Your task is to retype each line of the data below exactly.
=== Material for the task ===
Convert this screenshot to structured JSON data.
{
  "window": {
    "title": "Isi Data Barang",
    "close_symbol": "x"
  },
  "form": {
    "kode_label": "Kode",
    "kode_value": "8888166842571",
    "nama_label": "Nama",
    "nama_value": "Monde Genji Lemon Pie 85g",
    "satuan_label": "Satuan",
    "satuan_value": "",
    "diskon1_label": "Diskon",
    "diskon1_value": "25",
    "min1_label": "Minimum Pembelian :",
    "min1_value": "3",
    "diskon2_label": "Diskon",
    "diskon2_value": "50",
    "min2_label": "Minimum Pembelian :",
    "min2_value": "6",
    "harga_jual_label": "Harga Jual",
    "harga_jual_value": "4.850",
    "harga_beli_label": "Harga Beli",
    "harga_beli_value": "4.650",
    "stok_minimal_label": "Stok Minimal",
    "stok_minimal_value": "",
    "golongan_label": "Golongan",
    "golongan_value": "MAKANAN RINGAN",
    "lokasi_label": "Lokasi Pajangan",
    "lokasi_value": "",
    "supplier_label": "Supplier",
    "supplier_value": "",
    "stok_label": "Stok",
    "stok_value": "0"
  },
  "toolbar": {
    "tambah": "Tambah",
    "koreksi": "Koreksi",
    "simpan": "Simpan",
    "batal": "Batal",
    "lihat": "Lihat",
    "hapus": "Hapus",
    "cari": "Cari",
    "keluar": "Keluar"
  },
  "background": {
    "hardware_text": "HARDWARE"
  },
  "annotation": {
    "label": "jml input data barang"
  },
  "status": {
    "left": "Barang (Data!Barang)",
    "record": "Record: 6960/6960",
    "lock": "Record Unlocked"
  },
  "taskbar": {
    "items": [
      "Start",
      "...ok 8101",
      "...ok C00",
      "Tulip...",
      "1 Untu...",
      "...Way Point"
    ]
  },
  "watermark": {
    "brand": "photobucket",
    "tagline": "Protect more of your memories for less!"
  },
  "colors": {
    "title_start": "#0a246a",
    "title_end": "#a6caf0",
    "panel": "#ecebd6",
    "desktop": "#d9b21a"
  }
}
===
• [Exercise response]
Convert this screenshot to structured JSON data.
{
  "window": {
    "title": "Isi Data Barang",
    "close_symbol": "x"
  },
  "form": {
    "kode_label": "Kode",
    "kode_value": "8888166842571",
    "nama_label": "Nama",
    "nama_value": "Monde Genji Lemon Pie 85g",
    "satuan_label": "Satuan",
    "satuan_value": "",
    "diskon1_label": "Diskon",
    "diskon1_value": "25",
    "min1_label": "Minimum Pembelian :",
    "min1_value": "3",
    "diskon2_label": "Diskon",
    "diskon2_value": "50",
    "min2_label": "Minimum Pembelian :",
    "min2_value": "6",
    "harga_jual_label": "Harga Jual",
    "harga_jual_value": "4.850",
    "harga_beli_label": "Harga Beli",
    "harga_beli_value": "4.650",
    "stok_minimal_label": "Stok Minimal",
    "stok_minimal_value": "",
    "golongan_label": "Golongan",
    "golongan_value": "MAKANAN RINGAN",
    "lokasi_label": "Lokasi Pajangan",
    "lokasi_value": "",
    "supplier_label": "Supplier",
    "supplier_value": "",
    "stok_label": "Stok",
    "stok_value": "0"
  },
  "toolbar": {
    "tambah": "Tambah",
    "koreksi": "Koreksi",
    "simpan": "Simpan",
    "batal": "Batal",
    "lihat": "Lihat",
    "hapus": "Hapus",
    "cari": "Cari",
    "keluar": "Keluar"
  },
  "background": {
    "hardware_text": "HARDWARE"
  },
  "annotation": {
    "label": "jml input data barang"
  },
  "status": {
    "left": "Barang (Data!Barang)",
    "record": "Record: 6960/6960",
    "lock": "Record Unlocked"
  },
  "taskbar": {
    "items": [
      "Start",
      "...ok 8101",
      "...ok C00",
      "Tulip...",
      "1 Untu...",
      "...Way Point"
    ]
  },
  "watermark": {
    "brand": "photobucket",
    "tagline": "Protect more of your memories for less!"
  },
  "colors": {
    "title_start": "#0a246a",
    "title_end": "#a6caf0",
    "panel": "#ecebd6",
    "desktop": "#d9b21a"
  }
}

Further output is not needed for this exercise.